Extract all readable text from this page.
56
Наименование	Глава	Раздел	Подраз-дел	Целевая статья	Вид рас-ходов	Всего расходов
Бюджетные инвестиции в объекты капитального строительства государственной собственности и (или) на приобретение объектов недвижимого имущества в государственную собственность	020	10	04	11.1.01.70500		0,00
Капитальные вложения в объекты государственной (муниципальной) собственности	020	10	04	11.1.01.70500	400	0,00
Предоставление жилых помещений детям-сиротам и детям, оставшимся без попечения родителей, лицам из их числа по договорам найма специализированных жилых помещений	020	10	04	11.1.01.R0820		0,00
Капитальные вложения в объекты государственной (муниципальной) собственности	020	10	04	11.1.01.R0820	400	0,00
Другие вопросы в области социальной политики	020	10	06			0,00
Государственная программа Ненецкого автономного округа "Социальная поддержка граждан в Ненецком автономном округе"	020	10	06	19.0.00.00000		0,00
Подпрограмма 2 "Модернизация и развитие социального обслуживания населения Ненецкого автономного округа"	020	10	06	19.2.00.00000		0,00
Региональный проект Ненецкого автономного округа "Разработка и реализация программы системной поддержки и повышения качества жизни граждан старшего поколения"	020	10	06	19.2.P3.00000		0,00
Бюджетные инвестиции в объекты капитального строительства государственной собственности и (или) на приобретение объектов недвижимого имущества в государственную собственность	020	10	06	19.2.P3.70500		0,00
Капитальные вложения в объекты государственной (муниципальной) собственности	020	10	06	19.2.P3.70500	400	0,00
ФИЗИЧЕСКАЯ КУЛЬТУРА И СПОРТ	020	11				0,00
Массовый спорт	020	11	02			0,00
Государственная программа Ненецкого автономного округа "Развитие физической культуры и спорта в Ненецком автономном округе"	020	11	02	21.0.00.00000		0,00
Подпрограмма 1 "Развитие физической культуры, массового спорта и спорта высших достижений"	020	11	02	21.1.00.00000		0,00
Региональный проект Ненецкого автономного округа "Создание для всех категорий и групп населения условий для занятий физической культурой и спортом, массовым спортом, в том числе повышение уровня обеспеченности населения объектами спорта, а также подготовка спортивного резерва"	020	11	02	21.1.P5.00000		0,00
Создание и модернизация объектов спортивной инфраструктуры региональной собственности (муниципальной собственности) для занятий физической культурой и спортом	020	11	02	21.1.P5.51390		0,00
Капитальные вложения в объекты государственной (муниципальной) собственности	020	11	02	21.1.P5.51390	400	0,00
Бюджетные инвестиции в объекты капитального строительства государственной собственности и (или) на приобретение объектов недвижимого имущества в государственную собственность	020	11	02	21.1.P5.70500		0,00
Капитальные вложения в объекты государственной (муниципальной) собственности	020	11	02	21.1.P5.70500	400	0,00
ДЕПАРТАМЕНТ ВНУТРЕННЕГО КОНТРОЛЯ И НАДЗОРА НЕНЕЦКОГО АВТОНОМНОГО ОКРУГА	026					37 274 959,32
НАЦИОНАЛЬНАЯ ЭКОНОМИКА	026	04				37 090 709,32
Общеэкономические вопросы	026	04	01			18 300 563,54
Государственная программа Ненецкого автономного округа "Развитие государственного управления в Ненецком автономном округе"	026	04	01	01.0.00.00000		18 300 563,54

WORK TO BE COMPLETED
Output each record exactly, leaving nothing out.

THE SOLUTION
Extract all readable text from this page.
56
Наименование	Глава	Раздел	Подраз-дел	Целевая статья	Вид рас-ходов	Всего расходов
Бюджетные инвестиции в объекты капитального строительства государственной собственности и (или) на приобретение объектов недвижимого имущества в государственную собственность	020	10	04	11.1.01.70500		0,00
Капитальные вложения в объекты государственной (муниципальной) собственности	020	10	04	11.1.01.70500	400	0,00
Предоставление жилых помещений детям-сиротам и детям, оставшимся без попечения родителей, лицам из их числа по договорам найма специализированных жилых помещений	020	10	04	11.1.01.R0820		0,00
Капитальные вложения в объекты государственной (муниципальной) собственности	020	10	04	11.1.01.R0820	400	0,00
Другие вопросы в области социальной политики	020	10	06			0,00
Государственная программа Ненецкого автономного округа "Социальная поддержка граждан в Ненецком автономном округе"	020	10	06	19.0.00.00000		0,00
Подпрограмма 2 "Модернизация и развитие социального обслуживания населения Ненецкого автономного округа"	020	10	06	19.2.00.00000		0,00
Региональный проект Ненецкого автономного округа "Разработка и реализация программы системной поддержки и повышения качества жизни граждан старшего поколения"	020	10	06	19.2.P3.00000		0,00
Бюджетные инвестиции в объекты капитального строительства государственной собственности и (или) на приобретение объектов недвижимого имущества в государственную собственность	020	10	06	19.2.P3.70500		0,00
Капитальные вложения в объекты государственной (муниципальной) собственности	020	10	06	19.2.P3.70500	400	0,00
ФИЗИЧЕСКАЯ КУЛЬТУРА И СПОРТ	020	11				0,00
Массовый спорт	020	11	02			0,00
Государственная программа Ненецкого автономного округа "Развитие физической культуры и спорта в Ненецком автономном округе"	020	11	02	21.0.00.00000		0,00
Подпрограмма 1 "Развитие физической культуры, массового спорта и спорта высших достижений"	020	11	02	21.1.00.00000		0,00
Региональный проект Ненецкого автономного округа "Создание для всех категорий и групп населения условий для занятий физической культурой и спортом, массовым спортом, в том числе повышение уровня обеспеченности населения объектами спорта, а также подготовка спортивного резерва"	020	11	02	21.1.P5.00000		0,00
Создание и модернизация объектов спортивной инфраструктуры региональной собственности (муниципальной собственности) для занятий физической культурой и спортом	020	11	02	21.1.P5.51390		0,00
Капитальные вложения в объекты государственной (муниципальной) собственности	020	11	02	21.1.P5.51390	400	0,00
Бюджетные инвестиции в объекты капитального строительства государственной собственности и (или) на приобретение объектов недвижимого имущества в государственную собственность	020	11	02	21.1.P5.70500		0,00
Капитальные вложения в объекты государственной (муниципальной) собственности	020	11	02	21.1.P5.70500	400	0,00
ДЕПАРТАМЕНТ ВНУТРЕННЕГО КОНТРОЛЯ И НАДЗОРА НЕНЕЦКОГО АВТОНОМНОГО ОКРУГА	026					37 274 959,32
НАЦИОНАЛЬНАЯ ЭКОНОМИКА	026	04				37 090 709,32
Общеэкономические вопросы	026	04	01			18 300 563,54
Государственная программа Ненецкого автономного округа "Развитие государственного управления в Ненецком автономном округе"	026	04	01	01.0.00.00000		18 300 563,54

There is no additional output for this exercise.